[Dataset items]
● ● ● ● ●
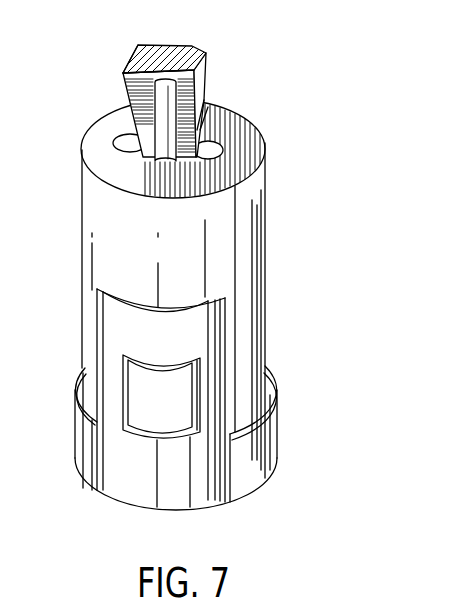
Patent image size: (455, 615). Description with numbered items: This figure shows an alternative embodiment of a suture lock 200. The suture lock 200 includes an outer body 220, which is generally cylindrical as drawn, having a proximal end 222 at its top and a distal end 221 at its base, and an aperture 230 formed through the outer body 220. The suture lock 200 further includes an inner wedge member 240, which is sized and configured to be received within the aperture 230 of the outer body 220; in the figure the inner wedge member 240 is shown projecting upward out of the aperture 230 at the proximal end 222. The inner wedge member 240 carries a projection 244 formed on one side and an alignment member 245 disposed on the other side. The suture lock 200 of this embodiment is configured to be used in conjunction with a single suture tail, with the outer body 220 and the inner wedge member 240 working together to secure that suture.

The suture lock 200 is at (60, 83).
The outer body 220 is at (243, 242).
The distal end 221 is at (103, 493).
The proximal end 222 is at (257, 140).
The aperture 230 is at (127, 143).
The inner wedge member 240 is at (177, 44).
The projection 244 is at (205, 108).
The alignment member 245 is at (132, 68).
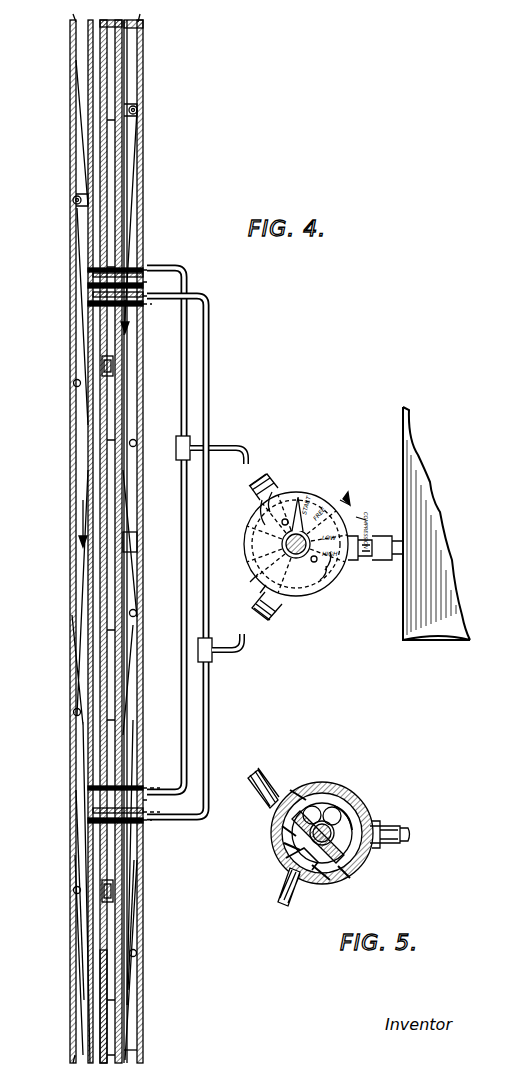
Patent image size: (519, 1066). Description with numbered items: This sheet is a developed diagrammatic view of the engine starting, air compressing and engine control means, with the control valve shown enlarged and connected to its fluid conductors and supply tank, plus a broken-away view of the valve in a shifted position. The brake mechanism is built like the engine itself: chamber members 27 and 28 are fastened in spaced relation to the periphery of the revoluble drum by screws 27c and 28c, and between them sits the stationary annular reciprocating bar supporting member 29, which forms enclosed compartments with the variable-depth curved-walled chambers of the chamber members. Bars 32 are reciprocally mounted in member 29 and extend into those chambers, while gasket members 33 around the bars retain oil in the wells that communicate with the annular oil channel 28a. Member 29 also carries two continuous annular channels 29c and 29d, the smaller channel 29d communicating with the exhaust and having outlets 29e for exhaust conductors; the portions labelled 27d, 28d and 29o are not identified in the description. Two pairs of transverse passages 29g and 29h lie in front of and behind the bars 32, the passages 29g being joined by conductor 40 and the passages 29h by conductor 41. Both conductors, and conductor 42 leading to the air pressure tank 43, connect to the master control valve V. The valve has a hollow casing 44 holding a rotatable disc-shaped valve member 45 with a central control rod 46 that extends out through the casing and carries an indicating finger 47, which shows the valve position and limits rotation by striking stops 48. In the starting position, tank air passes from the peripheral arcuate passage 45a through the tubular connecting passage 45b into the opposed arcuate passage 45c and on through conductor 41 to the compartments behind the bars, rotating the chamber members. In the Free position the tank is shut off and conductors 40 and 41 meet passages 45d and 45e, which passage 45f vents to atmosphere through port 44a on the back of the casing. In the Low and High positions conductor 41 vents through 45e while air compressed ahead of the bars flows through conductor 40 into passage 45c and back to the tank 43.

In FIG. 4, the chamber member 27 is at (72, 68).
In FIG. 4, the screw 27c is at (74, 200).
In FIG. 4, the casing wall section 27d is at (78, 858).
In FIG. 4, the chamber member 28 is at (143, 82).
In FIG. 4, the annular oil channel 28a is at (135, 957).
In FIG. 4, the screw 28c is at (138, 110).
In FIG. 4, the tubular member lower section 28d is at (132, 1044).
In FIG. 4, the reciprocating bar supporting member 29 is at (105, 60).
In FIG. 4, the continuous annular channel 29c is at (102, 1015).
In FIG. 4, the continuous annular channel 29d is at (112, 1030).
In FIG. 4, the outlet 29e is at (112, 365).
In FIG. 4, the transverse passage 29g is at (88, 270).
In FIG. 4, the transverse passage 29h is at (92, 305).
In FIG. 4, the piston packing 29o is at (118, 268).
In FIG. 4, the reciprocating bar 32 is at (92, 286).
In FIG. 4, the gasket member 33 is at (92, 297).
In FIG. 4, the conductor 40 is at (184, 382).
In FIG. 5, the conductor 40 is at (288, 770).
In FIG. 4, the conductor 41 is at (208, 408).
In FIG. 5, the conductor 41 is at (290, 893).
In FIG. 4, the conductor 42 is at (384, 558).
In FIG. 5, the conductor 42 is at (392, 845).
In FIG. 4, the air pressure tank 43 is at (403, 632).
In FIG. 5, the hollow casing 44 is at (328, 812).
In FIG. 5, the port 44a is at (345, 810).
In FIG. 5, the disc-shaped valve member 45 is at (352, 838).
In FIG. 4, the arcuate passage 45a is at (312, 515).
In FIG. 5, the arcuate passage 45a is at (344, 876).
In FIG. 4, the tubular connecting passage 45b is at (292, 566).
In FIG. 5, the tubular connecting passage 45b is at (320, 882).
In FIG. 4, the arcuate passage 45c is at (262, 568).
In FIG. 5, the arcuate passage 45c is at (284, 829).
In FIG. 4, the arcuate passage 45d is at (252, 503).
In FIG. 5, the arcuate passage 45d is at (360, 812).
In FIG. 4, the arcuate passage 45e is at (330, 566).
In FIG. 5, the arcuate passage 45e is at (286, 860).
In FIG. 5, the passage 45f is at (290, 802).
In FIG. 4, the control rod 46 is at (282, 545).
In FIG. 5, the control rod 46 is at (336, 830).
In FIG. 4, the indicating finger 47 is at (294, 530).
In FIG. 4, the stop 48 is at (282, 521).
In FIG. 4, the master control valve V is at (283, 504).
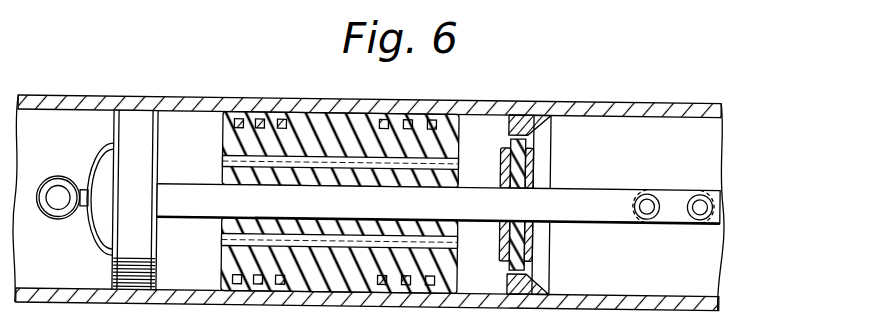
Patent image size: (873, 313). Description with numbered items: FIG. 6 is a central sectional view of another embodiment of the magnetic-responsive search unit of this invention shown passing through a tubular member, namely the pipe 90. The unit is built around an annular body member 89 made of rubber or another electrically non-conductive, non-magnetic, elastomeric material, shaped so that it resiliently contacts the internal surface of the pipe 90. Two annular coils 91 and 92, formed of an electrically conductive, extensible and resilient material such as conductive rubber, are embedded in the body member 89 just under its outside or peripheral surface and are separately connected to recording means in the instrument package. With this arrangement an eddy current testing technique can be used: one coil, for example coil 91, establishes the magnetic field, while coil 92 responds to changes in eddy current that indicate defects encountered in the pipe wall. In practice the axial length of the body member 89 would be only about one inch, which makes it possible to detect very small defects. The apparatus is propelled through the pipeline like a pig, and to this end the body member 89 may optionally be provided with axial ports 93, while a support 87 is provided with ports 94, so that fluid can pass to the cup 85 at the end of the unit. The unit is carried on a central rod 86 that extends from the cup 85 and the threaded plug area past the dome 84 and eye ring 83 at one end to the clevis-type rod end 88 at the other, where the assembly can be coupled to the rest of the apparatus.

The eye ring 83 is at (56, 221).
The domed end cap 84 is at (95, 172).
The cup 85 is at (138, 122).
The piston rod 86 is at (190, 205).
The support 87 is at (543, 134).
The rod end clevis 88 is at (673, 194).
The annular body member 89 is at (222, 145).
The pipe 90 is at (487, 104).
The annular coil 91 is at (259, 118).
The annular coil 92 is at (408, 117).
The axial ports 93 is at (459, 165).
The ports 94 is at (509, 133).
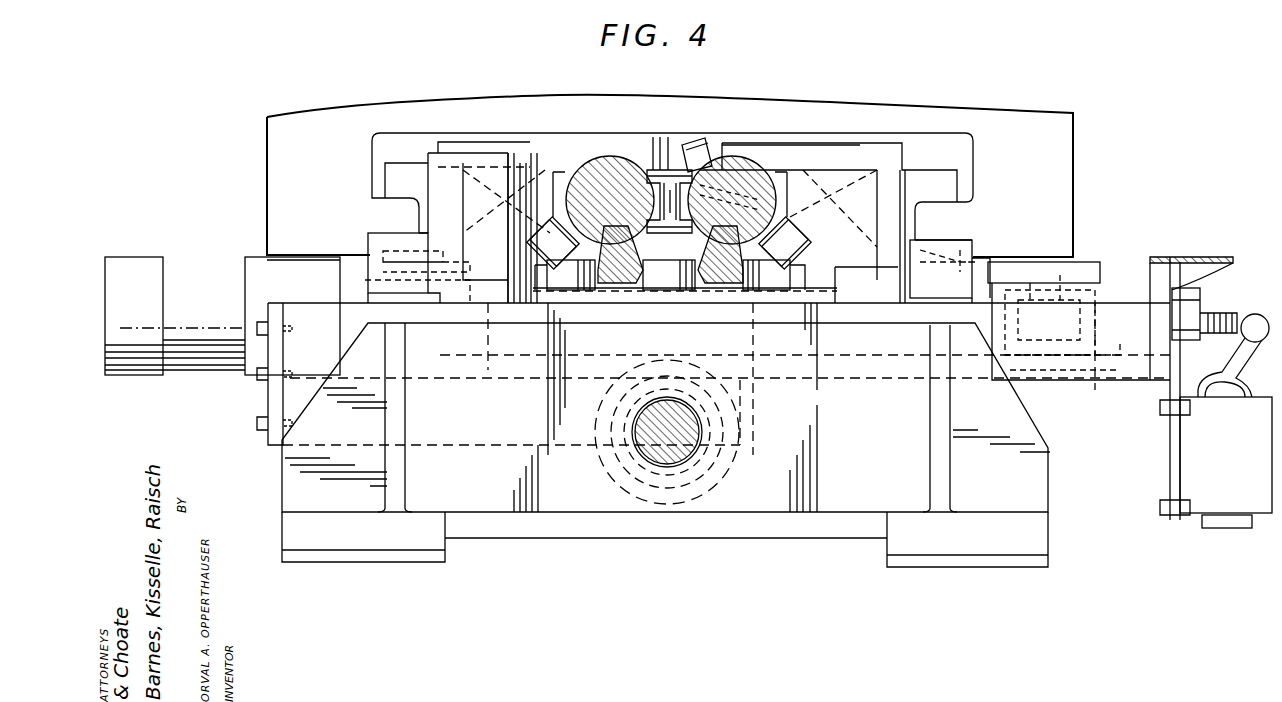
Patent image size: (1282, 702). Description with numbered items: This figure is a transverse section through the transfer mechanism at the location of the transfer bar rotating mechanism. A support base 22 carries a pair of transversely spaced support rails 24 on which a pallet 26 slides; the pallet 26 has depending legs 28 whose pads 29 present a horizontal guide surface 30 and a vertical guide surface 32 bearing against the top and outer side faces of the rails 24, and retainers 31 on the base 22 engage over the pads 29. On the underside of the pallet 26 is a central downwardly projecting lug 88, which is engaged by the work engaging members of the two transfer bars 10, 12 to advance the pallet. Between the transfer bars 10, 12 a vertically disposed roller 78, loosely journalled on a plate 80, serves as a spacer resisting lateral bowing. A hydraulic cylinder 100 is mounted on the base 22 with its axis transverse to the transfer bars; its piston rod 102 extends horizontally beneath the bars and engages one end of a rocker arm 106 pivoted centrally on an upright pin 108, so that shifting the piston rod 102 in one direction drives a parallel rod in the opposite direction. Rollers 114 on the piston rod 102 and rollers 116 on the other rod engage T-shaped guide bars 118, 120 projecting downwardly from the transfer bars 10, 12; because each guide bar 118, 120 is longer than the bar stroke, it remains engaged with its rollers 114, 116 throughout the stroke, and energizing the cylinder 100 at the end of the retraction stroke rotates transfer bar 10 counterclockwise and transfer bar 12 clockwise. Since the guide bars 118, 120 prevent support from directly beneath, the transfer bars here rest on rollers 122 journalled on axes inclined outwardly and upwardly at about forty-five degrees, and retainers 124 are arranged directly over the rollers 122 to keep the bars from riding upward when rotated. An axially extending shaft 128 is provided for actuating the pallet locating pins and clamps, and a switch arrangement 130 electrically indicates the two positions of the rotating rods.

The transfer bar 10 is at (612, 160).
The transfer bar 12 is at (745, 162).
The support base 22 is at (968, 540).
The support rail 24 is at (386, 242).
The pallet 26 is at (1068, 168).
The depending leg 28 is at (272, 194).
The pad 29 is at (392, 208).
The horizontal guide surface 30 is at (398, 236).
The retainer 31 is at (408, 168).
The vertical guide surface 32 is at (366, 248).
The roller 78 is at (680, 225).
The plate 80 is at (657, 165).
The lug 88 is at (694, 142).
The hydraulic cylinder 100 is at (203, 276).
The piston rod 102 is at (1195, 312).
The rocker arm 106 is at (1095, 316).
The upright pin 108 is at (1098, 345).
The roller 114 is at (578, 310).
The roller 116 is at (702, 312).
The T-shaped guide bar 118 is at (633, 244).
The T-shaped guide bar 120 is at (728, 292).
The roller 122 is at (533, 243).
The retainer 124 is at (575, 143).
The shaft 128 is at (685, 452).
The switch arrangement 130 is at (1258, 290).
● ● ● ● ●
**GIVEN TASK**
Copy the material from its beginning up to and including the line with "The alignment member 245 is at (132, 68).", replacing "generally cylindrical" with "roughly cylindrical" and leaving everything else unchanged. Leave the pictures out of your answer.

**RESPONSE TO THIS TASK**
Patent image size: (455, 615). Description with numbered items: This figure shows an alternative embodiment of a suture lock 200. The suture lock 200 includes an outer body 220, which is roughly cylindrical as drawn, having a proximal end 222 at its top and a distal end 221 at its base, and an aperture 230 formed through the outer body 220. The suture lock 200 further includes an inner wedge member 240, which is sized and configured to be received within the aperture 230 of the outer body 220; in the figure the inner wedge member 240 is shown projecting upward out of the aperture 230 at the proximal end 222. The inner wedge member 240 carries a projection 244 formed on one side and an alignment member 245 disposed on the other side. The suture lock 200 of this embodiment is configured to be used in conjunction with a single suture tail, with the outer body 220 and the inner wedge member 240 working together to secure that suture.

The suture lock 200 is at (60, 83).
The outer body 220 is at (243, 242).
The distal end 221 is at (103, 493).
The proximal end 222 is at (257, 140).
The aperture 230 is at (127, 143).
The inner wedge member 240 is at (177, 44).
The projection 244 is at (205, 108).
The alignment member 245 is at (132, 68).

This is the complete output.